• LISTED ENTRIES
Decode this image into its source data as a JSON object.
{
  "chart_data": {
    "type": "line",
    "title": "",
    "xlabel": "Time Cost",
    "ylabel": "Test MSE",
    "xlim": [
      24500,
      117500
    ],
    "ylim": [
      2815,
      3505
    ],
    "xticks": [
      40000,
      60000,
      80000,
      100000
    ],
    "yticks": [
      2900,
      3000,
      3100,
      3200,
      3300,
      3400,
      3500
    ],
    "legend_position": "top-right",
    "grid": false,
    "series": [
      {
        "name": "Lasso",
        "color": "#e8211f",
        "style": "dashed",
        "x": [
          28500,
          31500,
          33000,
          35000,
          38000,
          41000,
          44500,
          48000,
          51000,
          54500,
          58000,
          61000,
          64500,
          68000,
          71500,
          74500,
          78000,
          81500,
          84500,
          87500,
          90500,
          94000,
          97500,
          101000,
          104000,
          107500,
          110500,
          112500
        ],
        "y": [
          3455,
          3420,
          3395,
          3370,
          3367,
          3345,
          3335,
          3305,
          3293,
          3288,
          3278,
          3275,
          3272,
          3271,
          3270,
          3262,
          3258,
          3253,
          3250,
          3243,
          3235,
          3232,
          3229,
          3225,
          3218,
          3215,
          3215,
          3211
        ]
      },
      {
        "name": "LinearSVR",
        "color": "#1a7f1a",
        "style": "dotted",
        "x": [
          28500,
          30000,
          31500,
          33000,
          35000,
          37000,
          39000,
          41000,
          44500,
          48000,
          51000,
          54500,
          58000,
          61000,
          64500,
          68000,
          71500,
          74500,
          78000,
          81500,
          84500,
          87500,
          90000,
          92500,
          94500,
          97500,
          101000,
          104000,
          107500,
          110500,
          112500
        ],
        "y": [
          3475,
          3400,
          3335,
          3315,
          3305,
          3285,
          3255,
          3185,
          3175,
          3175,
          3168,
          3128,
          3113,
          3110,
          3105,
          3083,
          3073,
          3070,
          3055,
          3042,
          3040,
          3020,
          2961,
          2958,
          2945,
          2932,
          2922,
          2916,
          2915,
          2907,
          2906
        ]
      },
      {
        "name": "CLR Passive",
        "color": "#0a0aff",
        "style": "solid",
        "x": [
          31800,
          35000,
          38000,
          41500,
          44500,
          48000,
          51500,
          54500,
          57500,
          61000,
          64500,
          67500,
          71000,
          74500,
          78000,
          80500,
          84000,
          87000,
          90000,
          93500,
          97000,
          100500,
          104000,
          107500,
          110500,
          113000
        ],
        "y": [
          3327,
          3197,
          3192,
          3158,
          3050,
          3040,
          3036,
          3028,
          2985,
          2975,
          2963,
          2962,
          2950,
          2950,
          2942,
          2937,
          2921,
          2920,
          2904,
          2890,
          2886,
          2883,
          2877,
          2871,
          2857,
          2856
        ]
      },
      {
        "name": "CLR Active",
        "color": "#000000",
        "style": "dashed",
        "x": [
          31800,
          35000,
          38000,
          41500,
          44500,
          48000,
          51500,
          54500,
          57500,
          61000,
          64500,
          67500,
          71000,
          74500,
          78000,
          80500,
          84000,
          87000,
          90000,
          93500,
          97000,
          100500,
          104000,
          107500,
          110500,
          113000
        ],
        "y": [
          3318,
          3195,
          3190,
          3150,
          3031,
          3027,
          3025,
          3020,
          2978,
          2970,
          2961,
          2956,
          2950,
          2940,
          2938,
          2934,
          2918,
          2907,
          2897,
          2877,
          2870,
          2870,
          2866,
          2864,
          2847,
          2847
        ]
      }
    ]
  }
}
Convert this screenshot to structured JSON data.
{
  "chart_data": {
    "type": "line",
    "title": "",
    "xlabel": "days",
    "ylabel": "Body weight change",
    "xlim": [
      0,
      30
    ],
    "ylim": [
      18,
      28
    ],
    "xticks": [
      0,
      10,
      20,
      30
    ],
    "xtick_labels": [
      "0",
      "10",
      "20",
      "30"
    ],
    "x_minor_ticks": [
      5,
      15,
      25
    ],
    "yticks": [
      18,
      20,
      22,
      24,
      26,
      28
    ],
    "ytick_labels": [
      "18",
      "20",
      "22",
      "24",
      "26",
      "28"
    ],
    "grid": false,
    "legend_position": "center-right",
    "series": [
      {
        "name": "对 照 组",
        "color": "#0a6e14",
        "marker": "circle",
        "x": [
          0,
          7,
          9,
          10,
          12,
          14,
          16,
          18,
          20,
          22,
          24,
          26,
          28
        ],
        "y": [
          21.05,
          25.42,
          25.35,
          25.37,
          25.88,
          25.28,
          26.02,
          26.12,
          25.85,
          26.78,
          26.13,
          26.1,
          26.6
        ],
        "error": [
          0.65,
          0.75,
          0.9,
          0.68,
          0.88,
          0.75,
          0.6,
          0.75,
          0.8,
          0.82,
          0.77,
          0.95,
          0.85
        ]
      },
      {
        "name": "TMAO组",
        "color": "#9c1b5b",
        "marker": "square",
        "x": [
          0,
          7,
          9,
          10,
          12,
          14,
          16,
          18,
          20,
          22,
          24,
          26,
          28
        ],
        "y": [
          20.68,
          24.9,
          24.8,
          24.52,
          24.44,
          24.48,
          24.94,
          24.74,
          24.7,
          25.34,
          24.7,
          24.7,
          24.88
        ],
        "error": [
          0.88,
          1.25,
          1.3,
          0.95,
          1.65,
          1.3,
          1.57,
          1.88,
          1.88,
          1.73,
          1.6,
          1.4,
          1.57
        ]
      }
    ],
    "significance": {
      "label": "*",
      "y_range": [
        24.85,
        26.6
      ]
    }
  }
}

• DO THIS
Give the complete listing a second time, exactly as it reads.

• TASK ANSWER
Decode this image into its source data as a JSON object.
{
  "chart_data": {
    "type": "line",
    "title": "",
    "xlabel": "Time Cost",
    "ylabel": "Test MSE",
    "xlim": [
      24500,
      117500
    ],
    "ylim": [
      2815,
      3505
    ],
    "xticks": [
      40000,
      60000,
      80000,
      100000
    ],
    "yticks": [
      2900,
      3000,
      3100,
      3200,
      3300,
      3400,
      3500
    ],
    "legend_position": "top-right",
    "grid": false,
    "series": [
      {
        "name": "Lasso",
        "color": "#e8211f",
        "style": "dashed",
        "x": [
          28500,
          31500,
          33000,
          35000,
          38000,
          41000,
          44500,
          48000,
          51000,
          54500,
          58000,
          61000,
          64500,
          68000,
          71500,
          74500,
          78000,
          81500,
          84500,
          87500,
          90500,
          94000,
          97500,
          101000,
          104000,
          107500,
          110500,
          112500
        ],
        "y": [
          3455,
          3420,
          3395,
          3370,
          3367,
          3345,
          3335,
          3305,
          3293,
          3288,
          3278,
          3275,
          3272,
          3271,
          3270,
          3262,
          3258,
          3253,
          3250,
          3243,
          3235,
          3232,
          3229,
          3225,
          3218,
          3215,
          3215,
          3211
        ]
      },
      {
        "name": "LinearSVR",
        "color": "#1a7f1a",
        "style": "dotted",
        "x": [
          28500,
          30000,
          31500,
          33000,
          35000,
          37000,
          39000,
          41000,
          44500,
          48000,
          51000,
          54500,
          58000,
          61000,
          64500,
          68000,
          71500,
          74500,
          78000,
          81500,
          84500,
          87500,
          90000,
          92500,
          94500,
          97500,
          101000,
          104000,
          107500,
          110500,
          112500
        ],
        "y": [
          3475,
          3400,
          3335,
          3315,
          3305,
          3285,
          3255,
          3185,
          3175,
          3175,
          3168,
          3128,
          3113,
          3110,
          3105,
          3083,
          3073,
          3070,
          3055,
          3042,
          3040,
          3020,
          2961,
          2958,
          2945,
          2932,
          2922,
          2916,
          2915,
          2907,
          2906
        ]
      },
      {
        "name": "CLR Passive",
        "color": "#0a0aff",
        "style": "solid",
        "x": [
          31800,
          35000,
          38000,
          41500,
          44500,
          48000,
          51500,
          54500,
          57500,
          61000,
          64500,
          67500,
          71000,
          74500,
          78000,
          80500,
          84000,
          87000,
          90000,
          93500,
          97000,
          100500,
          104000,
          107500,
          110500,
          113000
        ],
        "y": [
          3327,
          3197,
          3192,
          3158,
          3050,
          3040,
          3036,
          3028,
          2985,
          2975,
          2963,
          2962,
          2950,
          2950,
          2942,
          2937,
          2921,
          2920,
          2904,
          2890,
          2886,
          2883,
          2877,
          2871,
          2857,
          2856
        ]
      },
      {
        "name": "CLR Active",
        "color": "#000000",
        "style": "dashed",
        "x": [
          31800,
          35000,
          38000,
          41500,
          44500,
          48000,
          51500,
          54500,
          57500,
          61000,
          64500,
          67500,
          71000,
          74500,
          78000,
          80500,
          84000,
          87000,
          90000,
          93500,
          97000,
          100500,
          104000,
          107500,
          110500,
          113000
        ],
        "y": [
          3318,
          3195,
          3190,
          3150,
          3031,
          3027,
          3025,
          3020,
          2978,
          2970,
          2961,
          2956,
          2950,
          2940,
          2938,
          2934,
          2918,
          2907,
          2897,
          2877,
          2870,
          2870,
          2866,
          2864,
          2847,
          2847
        ]
      }
    ]
  }
}
Convert this screenshot to structured JSON data.
{
  "chart_data": {
    "type": "line",
    "title": "",
    "xlabel": "days",
    "ylabel": "Body weight change",
    "xlim": [
      0,
      30
    ],
    "ylim": [
      18,
      28
    ],
    "xticks": [
      0,
      10,
      20,
      30
    ],
    "xtick_labels": [
      "0",
      "10",
      "20",
      "30"
    ],
    "x_minor_ticks": [
      5,
      15,
      25
    ],
    "yticks": [
      18,
      20,
      22,
      24,
      26,
      28
    ],
    "ytick_labels": [
      "18",
      "20",
      "22",
      "24",
      "26",
      "28"
    ],
    "grid": false,
    "legend_position": "center-right",
    "series": [
      {
        "name": "对 照 组",
        "color": "#0a6e14",
        "marker": "circle",
        "x": [
          0,
          7,
          9,
          10,
          12,
          14,
          16,
          18,
          20,
          22,
          24,
          26,
          28
        ],
        "y": [
          21.05,
          25.42,
          25.35,
          25.37,
          25.88,
          25.28,
          26.02,
          26.12,
          25.85,
          26.78,
          26.13,
          26.1,
          26.6
        ],
        "error": [
          0.65,
          0.75,
          0.9,
          0.68,
          0.88,
          0.75,
          0.6,
          0.75,
          0.8,
          0.82,
          0.77,
          0.95,
          0.85
        ]
      },
      {
        "name": "TMAO组",
        "color": "#9c1b5b",
        "marker": "square",
        "x": [
          0,
          7,
          9,
          10,
          12,
          14,
          16,
          18,
          20,
          22,
          24,
          26,
          28
        ],
        "y": [
          20.68,
          24.9,
          24.8,
          24.52,
          24.44,
          24.48,
          24.94,
          24.74,
          24.7,
          25.34,
          24.7,
          24.7,
          24.88
        ],
        "error": [
          0.88,
          1.25,
          1.3,
          0.95,
          1.65,
          1.3,
          1.57,
          1.88,
          1.88,
          1.73,
          1.6,
          1.4,
          1.57
        ]
      }
    ],
    "significance": {
      "label": "*",
      "y_range": [
        24.85,
        26.6
      ]
    }
  }
}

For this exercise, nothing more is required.